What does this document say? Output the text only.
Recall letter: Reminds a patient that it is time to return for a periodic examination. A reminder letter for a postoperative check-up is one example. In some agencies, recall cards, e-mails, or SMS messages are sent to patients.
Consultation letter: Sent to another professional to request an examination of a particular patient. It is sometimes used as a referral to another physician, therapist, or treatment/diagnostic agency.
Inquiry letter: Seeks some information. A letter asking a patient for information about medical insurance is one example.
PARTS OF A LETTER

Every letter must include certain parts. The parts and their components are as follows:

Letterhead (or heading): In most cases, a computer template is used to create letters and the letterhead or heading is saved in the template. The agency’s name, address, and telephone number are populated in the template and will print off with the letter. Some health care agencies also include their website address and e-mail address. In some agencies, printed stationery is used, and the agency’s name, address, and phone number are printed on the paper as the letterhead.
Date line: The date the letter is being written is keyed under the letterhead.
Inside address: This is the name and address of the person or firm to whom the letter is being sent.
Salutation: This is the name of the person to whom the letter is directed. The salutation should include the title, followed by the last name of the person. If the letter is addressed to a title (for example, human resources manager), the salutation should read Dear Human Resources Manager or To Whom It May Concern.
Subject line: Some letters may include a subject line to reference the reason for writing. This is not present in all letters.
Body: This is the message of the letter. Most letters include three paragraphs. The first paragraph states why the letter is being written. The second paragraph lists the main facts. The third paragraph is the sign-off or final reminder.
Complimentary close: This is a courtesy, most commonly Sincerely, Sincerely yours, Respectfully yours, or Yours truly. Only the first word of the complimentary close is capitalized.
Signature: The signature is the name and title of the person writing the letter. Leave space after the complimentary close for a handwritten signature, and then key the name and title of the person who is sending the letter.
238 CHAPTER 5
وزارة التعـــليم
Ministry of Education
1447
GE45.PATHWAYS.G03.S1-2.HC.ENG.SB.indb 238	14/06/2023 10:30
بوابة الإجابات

WHAT IS NEEDED >> Give back each line above exactly as written.

RESULT BELOW >>
What does this document say? Output the text only.
Recall letter: Reminds a patient that it is time to return for a periodic examination. A reminder letter for a postoperative check-up is one example. In some agencies, recall cards, e-mails, or SMS messages are sent to patients.
Consultation letter: Sent to another professional to request an examination of a particular patient. It is sometimes used as a referral to another physician, therapist, or treatment/diagnostic agency.
Inquiry letter: Seeks some information. A letter asking a patient for information about medical insurance is one example.
PARTS OF A LETTER

Every letter must include certain parts. The parts and their components are as follows:

Letterhead (or heading): In most cases, a computer template is used to create letters and the letterhead or heading is saved in the template. The agency’s name, address, and telephone number are populated in the template and will print off with the letter. Some health care agencies also include their website address and e-mail address. In some agencies, printed stationery is used, and the agency’s name, address, and phone number are printed on the paper as the letterhead.
Date line: The date the letter is being written is keyed under the letterhead.
Inside address: This is the name and address of the person or firm to whom the letter is being sent.
Salutation: This is the name of the person to whom the letter is directed. The salutation should include the title, followed by the last name of the person. If the letter is addressed to a title (for example, human resources manager), the salutation should read Dear Human Resources Manager or To Whom It May Concern.
Subject line: Some letters may include a subject line to reference the reason for writing. This is not present in all letters.
Body: This is the message of the letter. Most letters include three paragraphs. The first paragraph states why the letter is being written. The second paragraph lists the main facts. The third paragraph is the sign-off or final reminder.
Complimentary close: This is a courtesy, most commonly Sincerely, Sincerely yours, Respectfully yours, or Yours truly. Only the first word of the complimentary close is capitalized.
Signature: The signature is the name and title of the person writing the letter. Leave space after the complimentary close for a handwritten signature, and then key the name and title of the person who is sending the letter.
238 CHAPTER 5
وزارة التعـــليم
Ministry of Education
1447
GE45.PATHWAYS.G03.S1-2.HC.ENG.SB.indb 238	14/06/2023 10:30
بوابة الإجابات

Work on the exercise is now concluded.